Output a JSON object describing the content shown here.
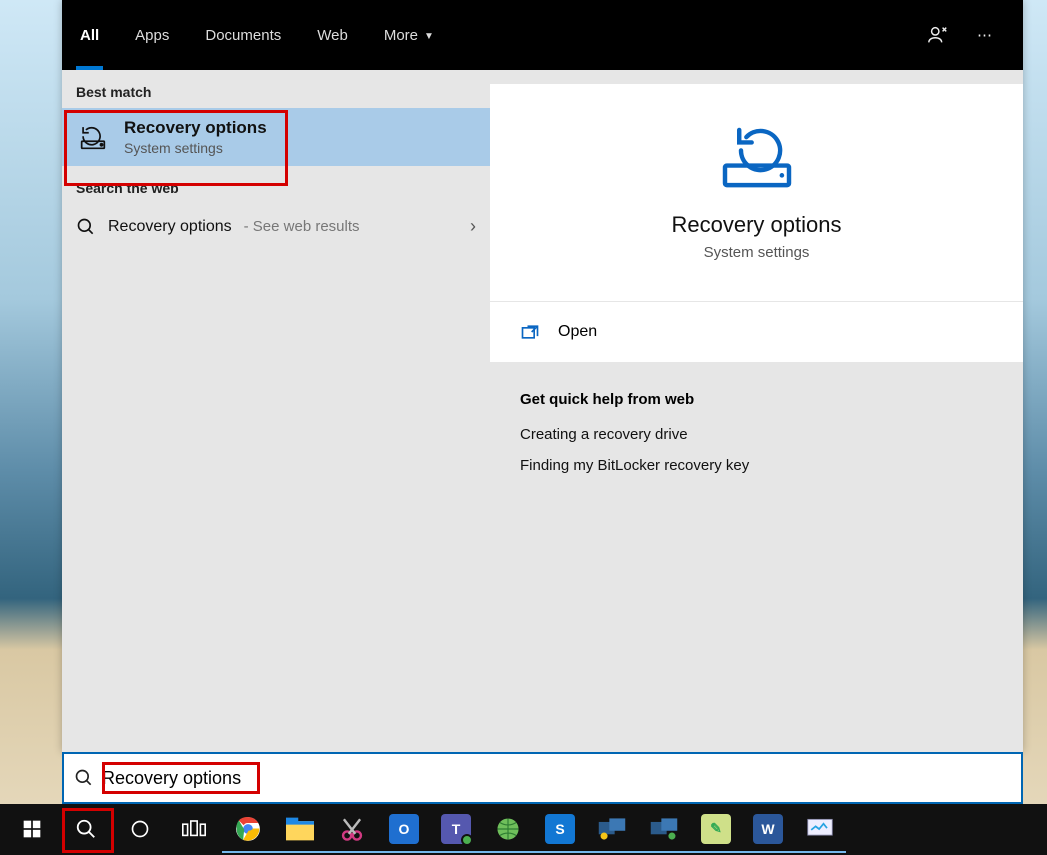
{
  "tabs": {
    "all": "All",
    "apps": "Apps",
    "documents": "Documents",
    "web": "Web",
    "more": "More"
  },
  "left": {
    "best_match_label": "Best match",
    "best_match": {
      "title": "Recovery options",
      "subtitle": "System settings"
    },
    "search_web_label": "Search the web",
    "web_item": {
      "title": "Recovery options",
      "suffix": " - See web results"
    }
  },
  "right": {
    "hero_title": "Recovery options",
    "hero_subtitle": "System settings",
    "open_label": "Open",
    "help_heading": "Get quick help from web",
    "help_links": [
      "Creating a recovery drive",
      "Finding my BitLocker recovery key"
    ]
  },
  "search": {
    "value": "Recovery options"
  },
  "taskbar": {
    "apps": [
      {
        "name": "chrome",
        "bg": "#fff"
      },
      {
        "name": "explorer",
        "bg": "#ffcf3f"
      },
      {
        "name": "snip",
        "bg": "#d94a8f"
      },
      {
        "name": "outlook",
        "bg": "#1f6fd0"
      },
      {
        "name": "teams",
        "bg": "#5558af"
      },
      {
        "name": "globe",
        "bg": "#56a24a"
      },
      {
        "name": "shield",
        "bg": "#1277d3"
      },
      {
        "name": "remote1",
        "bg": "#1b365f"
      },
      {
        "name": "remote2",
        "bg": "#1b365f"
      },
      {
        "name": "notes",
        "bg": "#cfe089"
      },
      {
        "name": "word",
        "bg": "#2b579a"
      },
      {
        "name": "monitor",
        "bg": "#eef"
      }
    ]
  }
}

--

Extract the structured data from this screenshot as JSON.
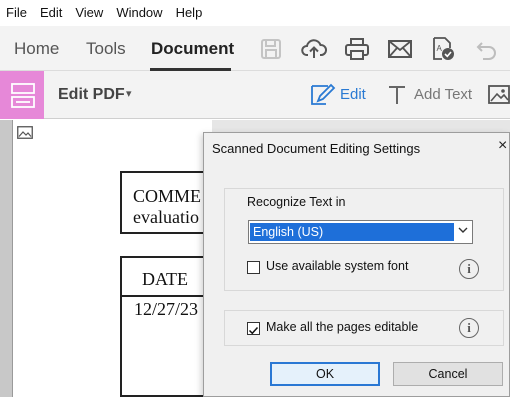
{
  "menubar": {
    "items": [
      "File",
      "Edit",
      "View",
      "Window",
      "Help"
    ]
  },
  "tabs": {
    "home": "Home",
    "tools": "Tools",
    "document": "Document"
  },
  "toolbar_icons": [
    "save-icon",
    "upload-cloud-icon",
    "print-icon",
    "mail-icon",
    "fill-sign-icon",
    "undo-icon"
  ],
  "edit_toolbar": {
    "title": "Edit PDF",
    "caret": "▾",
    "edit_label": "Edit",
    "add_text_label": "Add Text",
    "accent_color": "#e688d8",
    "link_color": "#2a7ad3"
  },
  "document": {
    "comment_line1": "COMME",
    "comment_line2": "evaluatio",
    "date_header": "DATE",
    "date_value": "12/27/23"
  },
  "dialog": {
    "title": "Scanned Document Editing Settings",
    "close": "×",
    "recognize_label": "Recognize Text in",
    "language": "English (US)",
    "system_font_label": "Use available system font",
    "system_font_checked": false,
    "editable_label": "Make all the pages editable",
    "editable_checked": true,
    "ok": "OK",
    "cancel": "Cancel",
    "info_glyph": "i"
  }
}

§ Task requirements
Give the number of lines in the entries that hold the word "from", and nothing else.

§ Full solution
2